**EXTRACT TO READ:**
The Commission’s competence to seek the relief claimed

  1. Logically, the issue of the Commission’s competence should be taken first,

and I propose to do so, although in the event it will also be appropriate to express
views on the issue of incompatibility, which has been fully argued.

49. The Commission is a body corporate created by section 68 of the NI Act 1998. It was accepted by the House of Lords in In re Northern Ireland Human Rights Commission [2002] NI 236 that it only has such powers as are conferred on it by

statute, though these can “clearly include such powers as may fairly be regarded as

incidental to or consequential upon those things which the legislature has

authorised”: ibid, p 243C. The relevant statutory provisions in the current legislation

define the Commission’s functions as follows:

“69. The Commission’s functions.

(1) The Commission shall keep under review the adequacy and effectiveness in Northern Ireland of law and practice relating to the protection of human rights.

(2) The Commission shall, before the end of the period of two years beginning with the commencement of this section, make to the Secretary of State such recommendations as it thinks fit for improving -

(a) its effectiveness;

(b) the adequacy and effectiveness of the functions conferred on it by this Part; and

(c) the adequacy and effectiveness of the provisions of this Part relating to it.

(3) The Commission shall advise the Secretary of State and the Executive Committee of the Assembly of legislative and other measures which ought to be taken to protect human rights -

(a) as soon as reasonably practicable after receipt of a general or specific request for advice; and

(b) on such other occasions as the Commission

thinks appropriate.

**EXTRACTED ENTRIES:**
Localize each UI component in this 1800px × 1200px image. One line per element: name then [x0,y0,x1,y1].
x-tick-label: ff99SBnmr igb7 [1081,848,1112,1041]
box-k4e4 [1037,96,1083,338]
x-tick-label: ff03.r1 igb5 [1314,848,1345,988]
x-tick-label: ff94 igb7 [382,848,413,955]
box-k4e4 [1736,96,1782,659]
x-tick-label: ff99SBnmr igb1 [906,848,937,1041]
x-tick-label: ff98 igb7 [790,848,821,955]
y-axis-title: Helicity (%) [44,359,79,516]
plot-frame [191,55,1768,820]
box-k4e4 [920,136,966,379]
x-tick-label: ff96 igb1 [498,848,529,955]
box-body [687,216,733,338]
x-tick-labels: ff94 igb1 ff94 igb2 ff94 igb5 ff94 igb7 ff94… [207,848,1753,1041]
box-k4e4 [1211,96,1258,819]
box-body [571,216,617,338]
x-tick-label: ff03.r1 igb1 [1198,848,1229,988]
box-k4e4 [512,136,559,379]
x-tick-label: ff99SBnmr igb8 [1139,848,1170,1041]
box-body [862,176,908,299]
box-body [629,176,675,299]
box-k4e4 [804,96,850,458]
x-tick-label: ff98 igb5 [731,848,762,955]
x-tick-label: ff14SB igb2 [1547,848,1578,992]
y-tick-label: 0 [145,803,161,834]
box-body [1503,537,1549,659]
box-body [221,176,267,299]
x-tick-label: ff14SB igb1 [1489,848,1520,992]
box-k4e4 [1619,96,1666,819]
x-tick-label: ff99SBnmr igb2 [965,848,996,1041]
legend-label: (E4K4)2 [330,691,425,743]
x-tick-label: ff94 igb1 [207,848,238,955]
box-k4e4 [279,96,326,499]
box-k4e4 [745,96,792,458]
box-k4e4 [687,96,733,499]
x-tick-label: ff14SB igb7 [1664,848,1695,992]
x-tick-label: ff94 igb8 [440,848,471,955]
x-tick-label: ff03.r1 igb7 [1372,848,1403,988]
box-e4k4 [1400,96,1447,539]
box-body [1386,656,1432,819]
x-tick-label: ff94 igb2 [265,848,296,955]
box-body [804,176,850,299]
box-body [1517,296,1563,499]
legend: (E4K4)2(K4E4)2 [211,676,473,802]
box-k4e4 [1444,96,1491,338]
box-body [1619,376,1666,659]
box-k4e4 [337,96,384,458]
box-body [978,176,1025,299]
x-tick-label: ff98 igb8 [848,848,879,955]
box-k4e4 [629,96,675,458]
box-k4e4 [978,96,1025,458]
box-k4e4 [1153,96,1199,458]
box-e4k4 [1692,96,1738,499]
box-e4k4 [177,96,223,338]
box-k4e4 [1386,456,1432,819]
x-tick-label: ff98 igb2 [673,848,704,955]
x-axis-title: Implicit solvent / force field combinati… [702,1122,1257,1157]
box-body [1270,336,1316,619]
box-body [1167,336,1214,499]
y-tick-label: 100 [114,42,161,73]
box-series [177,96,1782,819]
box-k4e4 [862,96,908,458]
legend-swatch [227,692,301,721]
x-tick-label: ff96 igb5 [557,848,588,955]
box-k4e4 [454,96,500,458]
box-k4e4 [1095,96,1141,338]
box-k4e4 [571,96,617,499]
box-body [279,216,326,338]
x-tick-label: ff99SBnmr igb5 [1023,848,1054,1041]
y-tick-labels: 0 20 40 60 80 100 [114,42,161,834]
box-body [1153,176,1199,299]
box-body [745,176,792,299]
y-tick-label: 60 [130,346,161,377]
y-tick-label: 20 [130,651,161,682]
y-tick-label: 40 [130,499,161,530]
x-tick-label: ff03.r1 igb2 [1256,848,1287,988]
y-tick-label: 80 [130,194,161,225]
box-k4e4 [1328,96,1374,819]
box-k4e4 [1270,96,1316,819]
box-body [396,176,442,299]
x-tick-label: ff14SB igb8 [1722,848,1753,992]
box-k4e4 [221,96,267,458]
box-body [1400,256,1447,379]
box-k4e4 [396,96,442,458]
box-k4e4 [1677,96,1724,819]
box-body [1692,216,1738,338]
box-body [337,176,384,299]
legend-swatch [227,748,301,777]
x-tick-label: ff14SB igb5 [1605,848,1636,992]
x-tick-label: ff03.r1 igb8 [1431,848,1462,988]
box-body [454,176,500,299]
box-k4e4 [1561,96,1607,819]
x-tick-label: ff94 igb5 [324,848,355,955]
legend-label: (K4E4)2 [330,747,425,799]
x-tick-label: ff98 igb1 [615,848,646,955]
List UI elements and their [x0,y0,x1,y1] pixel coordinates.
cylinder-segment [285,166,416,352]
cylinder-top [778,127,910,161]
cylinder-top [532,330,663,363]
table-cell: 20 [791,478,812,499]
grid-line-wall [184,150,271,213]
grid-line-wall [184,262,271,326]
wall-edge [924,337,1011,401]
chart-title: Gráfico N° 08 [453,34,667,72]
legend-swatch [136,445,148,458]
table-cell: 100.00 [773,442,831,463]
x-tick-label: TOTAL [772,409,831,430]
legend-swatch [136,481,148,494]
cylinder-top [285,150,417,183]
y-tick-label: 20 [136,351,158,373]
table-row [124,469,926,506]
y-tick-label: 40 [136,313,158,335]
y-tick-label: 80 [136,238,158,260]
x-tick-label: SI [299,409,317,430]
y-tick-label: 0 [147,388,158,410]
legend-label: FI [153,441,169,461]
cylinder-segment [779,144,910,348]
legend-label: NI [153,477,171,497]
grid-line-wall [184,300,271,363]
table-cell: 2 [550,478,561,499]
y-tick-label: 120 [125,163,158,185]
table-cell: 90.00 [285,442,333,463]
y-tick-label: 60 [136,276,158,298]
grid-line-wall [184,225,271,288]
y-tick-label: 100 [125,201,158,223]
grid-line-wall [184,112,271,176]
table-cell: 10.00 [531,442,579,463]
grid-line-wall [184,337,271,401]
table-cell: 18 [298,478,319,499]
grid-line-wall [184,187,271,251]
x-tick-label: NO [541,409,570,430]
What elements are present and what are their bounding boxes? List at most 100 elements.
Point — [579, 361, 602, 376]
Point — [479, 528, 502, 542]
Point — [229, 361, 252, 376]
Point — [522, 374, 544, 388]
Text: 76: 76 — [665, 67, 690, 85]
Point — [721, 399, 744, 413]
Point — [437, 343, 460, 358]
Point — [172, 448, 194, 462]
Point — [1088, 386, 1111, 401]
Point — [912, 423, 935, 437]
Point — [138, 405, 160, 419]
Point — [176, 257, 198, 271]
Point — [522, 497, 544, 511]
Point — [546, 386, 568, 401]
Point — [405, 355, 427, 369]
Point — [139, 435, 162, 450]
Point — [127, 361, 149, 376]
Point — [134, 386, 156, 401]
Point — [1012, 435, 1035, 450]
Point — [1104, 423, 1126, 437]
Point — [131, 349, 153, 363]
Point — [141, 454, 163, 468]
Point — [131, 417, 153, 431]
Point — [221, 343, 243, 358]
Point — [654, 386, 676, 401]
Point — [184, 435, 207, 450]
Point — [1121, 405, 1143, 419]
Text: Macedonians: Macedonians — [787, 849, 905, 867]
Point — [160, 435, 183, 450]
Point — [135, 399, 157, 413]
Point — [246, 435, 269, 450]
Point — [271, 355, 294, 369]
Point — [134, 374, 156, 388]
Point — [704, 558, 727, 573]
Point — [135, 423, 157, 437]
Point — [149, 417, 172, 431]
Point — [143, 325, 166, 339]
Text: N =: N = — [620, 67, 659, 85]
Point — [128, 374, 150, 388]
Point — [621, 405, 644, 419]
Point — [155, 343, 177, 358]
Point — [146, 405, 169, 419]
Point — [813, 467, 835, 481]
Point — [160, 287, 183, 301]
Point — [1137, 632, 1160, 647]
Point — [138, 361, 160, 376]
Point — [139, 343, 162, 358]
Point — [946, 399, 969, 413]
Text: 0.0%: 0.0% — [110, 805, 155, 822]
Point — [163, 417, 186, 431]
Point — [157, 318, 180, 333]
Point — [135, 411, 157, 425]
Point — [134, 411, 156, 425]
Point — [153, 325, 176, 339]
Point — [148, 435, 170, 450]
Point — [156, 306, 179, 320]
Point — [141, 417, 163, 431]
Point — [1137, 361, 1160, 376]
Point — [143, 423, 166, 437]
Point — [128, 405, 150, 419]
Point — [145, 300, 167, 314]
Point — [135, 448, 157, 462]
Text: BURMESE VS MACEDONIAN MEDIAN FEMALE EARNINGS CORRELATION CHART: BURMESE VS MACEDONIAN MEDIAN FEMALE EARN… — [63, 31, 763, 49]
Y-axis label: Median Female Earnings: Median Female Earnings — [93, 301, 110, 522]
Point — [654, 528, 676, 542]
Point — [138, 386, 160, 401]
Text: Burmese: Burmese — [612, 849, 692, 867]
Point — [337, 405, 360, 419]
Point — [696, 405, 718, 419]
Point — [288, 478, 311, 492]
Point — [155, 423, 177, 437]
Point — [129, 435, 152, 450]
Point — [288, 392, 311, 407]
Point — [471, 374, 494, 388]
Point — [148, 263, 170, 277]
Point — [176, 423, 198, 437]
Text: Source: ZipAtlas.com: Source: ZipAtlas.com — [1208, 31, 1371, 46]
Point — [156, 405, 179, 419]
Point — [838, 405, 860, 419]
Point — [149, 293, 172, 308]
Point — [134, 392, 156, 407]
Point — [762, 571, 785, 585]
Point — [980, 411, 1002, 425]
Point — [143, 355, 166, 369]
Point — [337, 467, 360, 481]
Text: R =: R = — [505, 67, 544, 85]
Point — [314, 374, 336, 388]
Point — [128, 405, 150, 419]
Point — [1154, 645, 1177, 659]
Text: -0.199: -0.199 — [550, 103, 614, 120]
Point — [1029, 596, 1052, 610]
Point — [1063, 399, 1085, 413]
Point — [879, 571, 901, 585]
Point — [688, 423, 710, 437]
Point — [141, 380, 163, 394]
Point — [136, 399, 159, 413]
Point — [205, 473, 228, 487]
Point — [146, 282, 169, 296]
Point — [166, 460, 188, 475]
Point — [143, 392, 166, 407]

**ACTIONS TO TAKE:**
a. Update the passage on the Commission's competence from "(1) The Commission" to "relating to it.", replacing "two years" with "three years".
b. In the passage on the Commission's competence, which section of the NI Act 1998 created the Commission?
c. Pick up the passage on the Commission's competence where it stops and keep writing.

**THE ANSWERS:**
a.
(1) The Commission shall keep under review the adequacy and effectiveness in Northern Ireland of law and practice relating to the protection of human rights.

(2) The Commission shall, before the end of the period of three years beginning with the commencement of this section, make to the Secretary of State such recommendations as it thinks fit for improving -

(a) its effectiveness;

(b) the adequacy and effectiveness of the functions conferred on it by this Part; and

(c) the adequacy and effectiveness of the provisions of this Part relating to it.

b. Section 68

c.
(4) The Commission shall advise the Assembly whether a Bill is compatible with human rights -

(a) as soon as reasonably practicable after receipt of a request for advice; and

(b) on such other occasions as the Commission

thinks appropriate.

(5) The Commission may -
(a) give assistance to individuals in accordance with
section 70; and
(b) bring proceedings involving law or practice relating to the protection of human rights.

(6) The Commission shall promote understanding and awareness of the importance of human rights in Northern Ireland; and for this purpose it may undertake, commission or provide financial or other assistance for -

(a) research; and
(b) educational activities.

(7) The Secretary of State shall request the Commission to provide advice of the kind referred to in para 4 of the Human

Rights section of the Belfast Agreement …

(8A) The Commission shall publish a report of its findings on

an investigation.

(8) For the purpose of exercising its functions under this section the Commission may conduct such investigations as it

considers necessary or expedient …

(9) The Commission may decide to publish its advice and

the outcome of its research …

(10) The Commission shall do all that it can to ensure the establishment of the committee referred to in paragraph 10 of that section of that Agreement.

(11) In this section -

(a) a reference to the Assembly includes a reference to a committee of the Assembly;

(b) ‘human rights’ includes the Convention rights.”

50.       Section 70 of the NI Act reads:

70. Assistance by Commission.
(1) This section applies to -
(a) proceedings involving law or practice relating to the protection of human rights which a person in Northern Ireland has commenced, or wishes to commence; or
(b) proceedings in the course of which such a person relies, or wishes to rely, on such law or practice.

(2) Where the person applies to the Northern Ireland Human Rights Commission for assistance in relation to proceedings to which this section applies, the Commission may grant the application on any of the following grounds -

(a) that the case raises a question of principle;

(b) that it would be unreasonable to expect the person to deal with the case without assistance because

of its complexity, or because of the person’s position in

relation to another person involved, or for some other
reason;

(c) that there are other special circumstances which

make it appropriate for the Commission to provide
assistance.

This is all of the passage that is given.